** Start of Dataset records **

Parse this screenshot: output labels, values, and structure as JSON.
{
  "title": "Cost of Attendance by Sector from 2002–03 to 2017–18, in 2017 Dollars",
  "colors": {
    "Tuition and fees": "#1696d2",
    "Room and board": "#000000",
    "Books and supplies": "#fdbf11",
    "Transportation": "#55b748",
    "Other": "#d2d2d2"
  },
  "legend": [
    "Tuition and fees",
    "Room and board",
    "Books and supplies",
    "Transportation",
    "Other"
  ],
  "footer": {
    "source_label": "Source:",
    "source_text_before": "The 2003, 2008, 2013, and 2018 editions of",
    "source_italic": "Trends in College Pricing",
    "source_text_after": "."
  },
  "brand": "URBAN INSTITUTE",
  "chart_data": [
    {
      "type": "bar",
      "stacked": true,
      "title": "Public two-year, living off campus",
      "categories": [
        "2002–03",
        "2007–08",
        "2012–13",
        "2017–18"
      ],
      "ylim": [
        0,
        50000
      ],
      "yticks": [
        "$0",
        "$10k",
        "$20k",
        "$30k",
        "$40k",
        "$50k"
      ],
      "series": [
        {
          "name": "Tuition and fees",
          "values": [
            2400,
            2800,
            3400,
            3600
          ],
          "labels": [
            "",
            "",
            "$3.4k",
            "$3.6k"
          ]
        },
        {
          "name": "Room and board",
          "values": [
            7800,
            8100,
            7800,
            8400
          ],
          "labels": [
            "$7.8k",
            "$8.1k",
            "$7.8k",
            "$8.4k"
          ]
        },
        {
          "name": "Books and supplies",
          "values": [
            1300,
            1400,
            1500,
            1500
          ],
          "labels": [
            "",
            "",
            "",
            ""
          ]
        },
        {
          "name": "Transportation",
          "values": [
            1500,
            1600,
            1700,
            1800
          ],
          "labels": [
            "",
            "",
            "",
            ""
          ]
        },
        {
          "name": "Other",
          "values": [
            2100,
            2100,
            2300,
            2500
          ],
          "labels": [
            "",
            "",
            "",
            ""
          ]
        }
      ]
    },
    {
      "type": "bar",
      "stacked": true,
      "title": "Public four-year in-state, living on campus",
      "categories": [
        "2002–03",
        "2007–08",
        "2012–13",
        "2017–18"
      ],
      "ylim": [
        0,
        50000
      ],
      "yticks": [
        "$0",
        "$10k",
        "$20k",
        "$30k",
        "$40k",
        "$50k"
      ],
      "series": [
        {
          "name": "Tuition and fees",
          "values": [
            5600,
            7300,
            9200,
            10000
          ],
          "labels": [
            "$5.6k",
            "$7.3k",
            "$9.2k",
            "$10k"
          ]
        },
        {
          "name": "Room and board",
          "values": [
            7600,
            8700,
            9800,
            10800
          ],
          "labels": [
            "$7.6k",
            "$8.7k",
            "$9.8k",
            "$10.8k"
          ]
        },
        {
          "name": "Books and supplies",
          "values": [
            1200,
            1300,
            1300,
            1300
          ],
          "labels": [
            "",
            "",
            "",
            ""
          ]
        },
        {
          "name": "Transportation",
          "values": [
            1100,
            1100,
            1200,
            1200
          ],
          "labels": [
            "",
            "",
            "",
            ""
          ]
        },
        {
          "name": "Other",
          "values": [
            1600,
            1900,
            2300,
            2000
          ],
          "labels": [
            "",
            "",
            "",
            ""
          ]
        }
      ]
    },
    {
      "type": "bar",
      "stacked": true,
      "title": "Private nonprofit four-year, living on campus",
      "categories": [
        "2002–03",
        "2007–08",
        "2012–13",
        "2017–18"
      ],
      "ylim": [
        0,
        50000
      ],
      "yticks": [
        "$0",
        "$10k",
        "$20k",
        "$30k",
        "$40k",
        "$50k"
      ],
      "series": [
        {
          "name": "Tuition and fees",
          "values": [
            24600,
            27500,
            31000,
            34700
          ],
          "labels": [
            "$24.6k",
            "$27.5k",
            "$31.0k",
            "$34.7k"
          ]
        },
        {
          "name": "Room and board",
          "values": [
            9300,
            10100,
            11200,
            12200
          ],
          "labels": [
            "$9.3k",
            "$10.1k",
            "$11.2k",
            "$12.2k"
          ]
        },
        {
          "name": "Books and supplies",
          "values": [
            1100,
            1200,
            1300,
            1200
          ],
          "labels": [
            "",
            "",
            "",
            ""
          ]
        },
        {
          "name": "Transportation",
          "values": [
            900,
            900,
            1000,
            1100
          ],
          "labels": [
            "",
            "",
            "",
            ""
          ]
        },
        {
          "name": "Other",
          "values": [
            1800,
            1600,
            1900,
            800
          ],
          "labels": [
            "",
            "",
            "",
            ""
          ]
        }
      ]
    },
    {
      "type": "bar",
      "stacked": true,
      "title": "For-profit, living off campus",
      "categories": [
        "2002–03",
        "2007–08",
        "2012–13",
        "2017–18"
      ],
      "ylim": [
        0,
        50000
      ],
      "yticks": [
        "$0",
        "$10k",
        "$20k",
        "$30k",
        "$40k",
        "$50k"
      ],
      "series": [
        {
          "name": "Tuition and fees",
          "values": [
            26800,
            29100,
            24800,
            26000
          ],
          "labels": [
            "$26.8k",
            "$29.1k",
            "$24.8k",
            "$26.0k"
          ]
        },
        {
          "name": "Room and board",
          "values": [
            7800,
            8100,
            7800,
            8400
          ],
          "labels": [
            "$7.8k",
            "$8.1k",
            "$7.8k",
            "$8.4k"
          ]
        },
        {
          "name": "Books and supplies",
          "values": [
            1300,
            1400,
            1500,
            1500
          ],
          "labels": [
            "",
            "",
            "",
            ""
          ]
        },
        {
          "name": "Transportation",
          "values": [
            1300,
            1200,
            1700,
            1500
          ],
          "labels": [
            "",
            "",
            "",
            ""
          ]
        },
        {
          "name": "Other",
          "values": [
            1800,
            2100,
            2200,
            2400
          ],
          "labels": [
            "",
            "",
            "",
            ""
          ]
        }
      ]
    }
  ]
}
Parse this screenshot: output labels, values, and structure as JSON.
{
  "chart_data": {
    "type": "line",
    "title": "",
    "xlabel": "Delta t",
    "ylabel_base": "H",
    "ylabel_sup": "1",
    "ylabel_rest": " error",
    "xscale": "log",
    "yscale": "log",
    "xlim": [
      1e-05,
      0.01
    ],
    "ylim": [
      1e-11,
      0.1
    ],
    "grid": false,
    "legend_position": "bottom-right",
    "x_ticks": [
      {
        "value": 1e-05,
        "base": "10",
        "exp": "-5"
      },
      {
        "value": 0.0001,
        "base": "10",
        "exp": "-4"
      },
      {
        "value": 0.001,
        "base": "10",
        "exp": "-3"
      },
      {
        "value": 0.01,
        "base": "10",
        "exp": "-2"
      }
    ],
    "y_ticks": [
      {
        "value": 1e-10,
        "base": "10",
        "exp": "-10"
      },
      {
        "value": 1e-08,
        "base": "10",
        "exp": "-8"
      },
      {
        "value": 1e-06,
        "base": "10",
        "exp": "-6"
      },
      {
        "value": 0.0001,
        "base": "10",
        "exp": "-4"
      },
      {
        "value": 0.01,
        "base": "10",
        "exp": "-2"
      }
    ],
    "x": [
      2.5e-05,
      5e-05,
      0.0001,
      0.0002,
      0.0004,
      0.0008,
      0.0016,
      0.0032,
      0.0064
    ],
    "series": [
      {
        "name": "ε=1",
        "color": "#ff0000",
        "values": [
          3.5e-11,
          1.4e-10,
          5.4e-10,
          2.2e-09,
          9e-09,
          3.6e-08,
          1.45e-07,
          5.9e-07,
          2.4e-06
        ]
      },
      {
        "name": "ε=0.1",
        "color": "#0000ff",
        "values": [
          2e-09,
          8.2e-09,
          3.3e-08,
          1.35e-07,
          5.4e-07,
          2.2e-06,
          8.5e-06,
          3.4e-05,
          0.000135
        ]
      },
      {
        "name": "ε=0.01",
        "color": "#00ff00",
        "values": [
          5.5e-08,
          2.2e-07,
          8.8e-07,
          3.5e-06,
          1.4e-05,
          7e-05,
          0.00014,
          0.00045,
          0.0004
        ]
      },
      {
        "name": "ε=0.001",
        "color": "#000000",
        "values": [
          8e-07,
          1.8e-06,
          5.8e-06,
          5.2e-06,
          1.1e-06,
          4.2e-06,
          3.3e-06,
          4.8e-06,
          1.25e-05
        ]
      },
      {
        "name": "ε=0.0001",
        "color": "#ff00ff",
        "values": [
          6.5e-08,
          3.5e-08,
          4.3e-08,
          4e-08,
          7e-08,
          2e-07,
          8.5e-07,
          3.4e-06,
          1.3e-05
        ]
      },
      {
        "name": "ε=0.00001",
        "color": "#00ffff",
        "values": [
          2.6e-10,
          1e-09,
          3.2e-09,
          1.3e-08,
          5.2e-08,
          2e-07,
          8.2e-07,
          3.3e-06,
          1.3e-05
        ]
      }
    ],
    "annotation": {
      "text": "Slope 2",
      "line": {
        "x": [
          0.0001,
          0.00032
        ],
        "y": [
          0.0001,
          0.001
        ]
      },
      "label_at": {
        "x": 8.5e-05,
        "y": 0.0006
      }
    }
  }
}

** End of Dataset records **

Requirement:
Search the listing for the word "four". Copy every line in which it occurs.

Answer to this exercise:
      "title": "Public four-year in-state, living on campus",
      "title": "Private nonprofit four-year, living on campus",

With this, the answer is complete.